> _Article_
···
"Ce-ți cântă dragostea" (English: "What does your love sing") is a song recorded by Romanian singer Roxen, digitally released by Global Records on 12 November 2019 as her debut single. It was written by Theea Miculescu, Andreea Moldovan and Roxen, while production was handled by Mihai Alexandru Bogdan and Viky Red. An accompanying music video for "Ce-ți cântă dragostea" was uploaded to YouTube simultaneously with the single's digital release, and was directed by Raluca Netca. Upon release, the song experienced commercial success in Romania, peaking at number one on the Airplay 100 chart.

Background and release
"Ce-ți cântă dragostea" was written by Theea Miculescu, Andreea Moldovan and Roxen, and composed by the aforementioned alongside Mihai Alexandru Bogdan and Viky Red; the latter two produced the song. The track was released for digital download and streaming on 12 November 2019 by Global Records as Roxen's debut single. Additionally, several remixes and a live version were eventually made available.

Music video and promotion
An accompanying music video for "Ce-ți cântă dragostea" was uploaded to Roxen's YouTube channel simultaneously with the song's digital release. It was directed by Raluca Netca, while Alexandru Mureșan was hired as the director of photography, Loops Production provided production and bmabid editing. For promotional purposes, Roxen performed the track live from November 2019 to March 2020 in Romania: at the Global Studios, on Pro FM, on Radio ZU, at La Măruță, and on Virgin Radio.
···
> _What to work on_
A – In the article about Roxen's debut single, who directed the music video?
B – Echo the article about Roxen's debut single word for word, everything from "Background and release" down to "eventually made available.".
C – Carry on the article about Roxen's debut single from the point where it stops.

> _Information supplied_
···
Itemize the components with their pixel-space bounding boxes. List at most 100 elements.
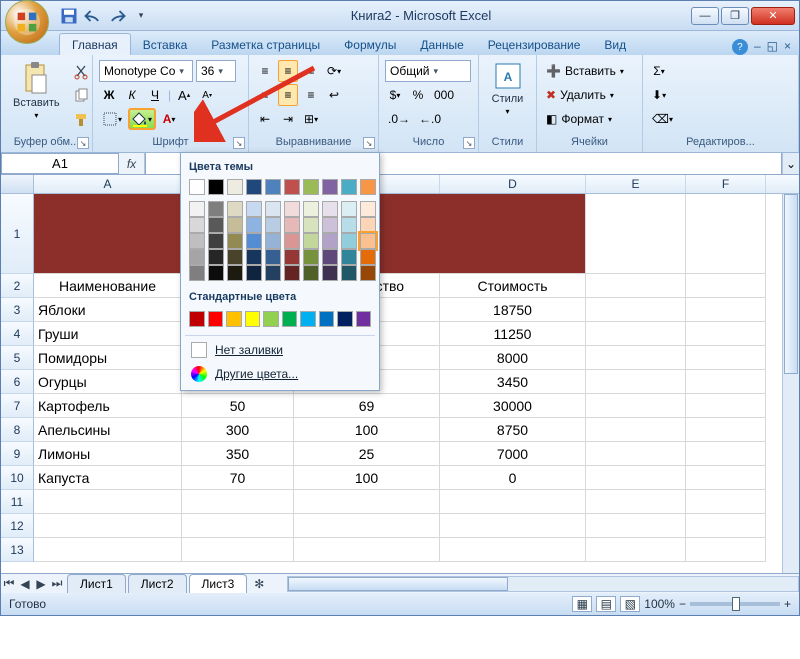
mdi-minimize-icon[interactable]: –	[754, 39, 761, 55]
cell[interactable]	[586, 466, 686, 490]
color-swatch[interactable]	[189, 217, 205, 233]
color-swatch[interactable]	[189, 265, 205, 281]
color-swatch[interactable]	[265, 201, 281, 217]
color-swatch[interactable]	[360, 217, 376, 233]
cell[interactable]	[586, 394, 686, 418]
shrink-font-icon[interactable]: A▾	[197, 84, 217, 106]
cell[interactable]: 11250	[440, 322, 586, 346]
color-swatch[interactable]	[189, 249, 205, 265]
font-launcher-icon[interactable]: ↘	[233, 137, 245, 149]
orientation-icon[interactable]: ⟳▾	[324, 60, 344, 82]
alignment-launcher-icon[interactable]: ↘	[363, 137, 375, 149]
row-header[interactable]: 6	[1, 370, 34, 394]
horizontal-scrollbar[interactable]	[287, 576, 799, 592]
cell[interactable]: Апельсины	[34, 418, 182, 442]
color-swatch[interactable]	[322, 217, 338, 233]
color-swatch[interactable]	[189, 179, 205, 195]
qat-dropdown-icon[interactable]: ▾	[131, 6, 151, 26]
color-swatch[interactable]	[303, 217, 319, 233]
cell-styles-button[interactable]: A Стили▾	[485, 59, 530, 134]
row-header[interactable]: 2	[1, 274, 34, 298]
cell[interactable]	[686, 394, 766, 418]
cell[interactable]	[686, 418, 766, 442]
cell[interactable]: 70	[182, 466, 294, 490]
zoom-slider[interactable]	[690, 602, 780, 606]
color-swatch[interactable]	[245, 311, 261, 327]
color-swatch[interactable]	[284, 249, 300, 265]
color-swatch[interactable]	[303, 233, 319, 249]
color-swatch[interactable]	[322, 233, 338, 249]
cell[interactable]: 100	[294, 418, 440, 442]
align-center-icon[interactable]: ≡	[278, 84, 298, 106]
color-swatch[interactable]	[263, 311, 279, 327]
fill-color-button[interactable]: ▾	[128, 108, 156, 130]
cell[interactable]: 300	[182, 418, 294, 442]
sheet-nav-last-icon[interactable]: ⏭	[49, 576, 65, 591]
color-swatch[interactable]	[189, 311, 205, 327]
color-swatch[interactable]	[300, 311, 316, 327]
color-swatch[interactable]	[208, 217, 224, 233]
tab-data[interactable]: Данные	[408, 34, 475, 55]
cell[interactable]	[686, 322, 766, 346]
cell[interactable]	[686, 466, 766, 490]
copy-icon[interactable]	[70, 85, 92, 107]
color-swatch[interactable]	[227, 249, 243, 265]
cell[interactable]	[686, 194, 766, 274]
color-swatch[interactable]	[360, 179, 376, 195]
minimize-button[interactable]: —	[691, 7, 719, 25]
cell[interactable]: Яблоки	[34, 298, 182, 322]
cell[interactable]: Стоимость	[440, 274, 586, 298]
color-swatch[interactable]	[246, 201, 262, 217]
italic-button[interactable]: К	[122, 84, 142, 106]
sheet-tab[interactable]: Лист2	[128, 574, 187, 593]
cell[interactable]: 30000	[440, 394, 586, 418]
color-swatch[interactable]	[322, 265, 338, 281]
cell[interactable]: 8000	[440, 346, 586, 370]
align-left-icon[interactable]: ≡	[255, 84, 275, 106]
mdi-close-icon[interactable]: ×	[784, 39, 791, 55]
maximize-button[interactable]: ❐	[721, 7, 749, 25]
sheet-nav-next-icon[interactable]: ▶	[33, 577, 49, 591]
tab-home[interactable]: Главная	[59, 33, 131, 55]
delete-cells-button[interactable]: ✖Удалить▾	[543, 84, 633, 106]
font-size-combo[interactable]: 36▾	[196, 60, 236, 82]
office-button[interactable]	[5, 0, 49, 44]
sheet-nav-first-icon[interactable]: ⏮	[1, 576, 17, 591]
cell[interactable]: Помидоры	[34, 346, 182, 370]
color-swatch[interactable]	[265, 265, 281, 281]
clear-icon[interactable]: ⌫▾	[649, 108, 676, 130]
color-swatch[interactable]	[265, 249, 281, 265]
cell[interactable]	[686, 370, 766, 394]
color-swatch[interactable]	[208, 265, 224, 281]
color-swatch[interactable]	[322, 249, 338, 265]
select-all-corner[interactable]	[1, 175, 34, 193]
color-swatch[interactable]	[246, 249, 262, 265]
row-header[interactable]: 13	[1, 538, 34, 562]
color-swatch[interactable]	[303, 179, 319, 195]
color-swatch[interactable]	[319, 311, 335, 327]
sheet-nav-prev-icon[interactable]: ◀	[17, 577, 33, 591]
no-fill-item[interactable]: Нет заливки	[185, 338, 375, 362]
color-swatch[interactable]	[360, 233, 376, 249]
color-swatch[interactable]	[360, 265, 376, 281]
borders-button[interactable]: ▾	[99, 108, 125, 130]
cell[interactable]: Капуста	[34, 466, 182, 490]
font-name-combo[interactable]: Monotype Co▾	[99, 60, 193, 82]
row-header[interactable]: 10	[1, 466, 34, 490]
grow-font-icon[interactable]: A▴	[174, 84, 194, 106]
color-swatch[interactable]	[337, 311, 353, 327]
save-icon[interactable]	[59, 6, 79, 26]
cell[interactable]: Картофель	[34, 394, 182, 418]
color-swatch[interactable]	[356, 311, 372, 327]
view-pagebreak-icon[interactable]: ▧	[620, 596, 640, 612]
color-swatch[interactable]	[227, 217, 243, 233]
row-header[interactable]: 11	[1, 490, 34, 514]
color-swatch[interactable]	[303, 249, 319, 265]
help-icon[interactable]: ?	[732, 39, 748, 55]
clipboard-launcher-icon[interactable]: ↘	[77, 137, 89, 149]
···
> _Answers to the problems_
A – Raluca Netca directed it.

B –
Background and release
"Ce-ți cântă dragostea" was written by Theea Miculescu, Andreea Moldovan and Roxen, and composed by the aforementioned alongside Mihai Alexandru Bogdan and Viky Red; the latter two produced the song. The track was released for digital download and streaming on 12 November 2019 by Global Records as Roxen's debut single. Additionally, several remixes and a live version were eventually made available.

C –
Credits and personnel
Credits adapted from YouTube.

Technical and songwriting credits
Mihai Alexandru Bogdan – composer, producer
Theea Miculescu – composer, lyricist
Andreea Moldovan – composer, lyricist
Viky Red – composer, producer
Roxen – composer, lyricist

Visual credits
bmabid – editor
Loops Production – production
Alexandru Mureșan – director of photography
Raluca Netca – director

Track listing
Digital download
"Ce-ți cântă dragostea" – 3:13

Digital download (Alternative versions)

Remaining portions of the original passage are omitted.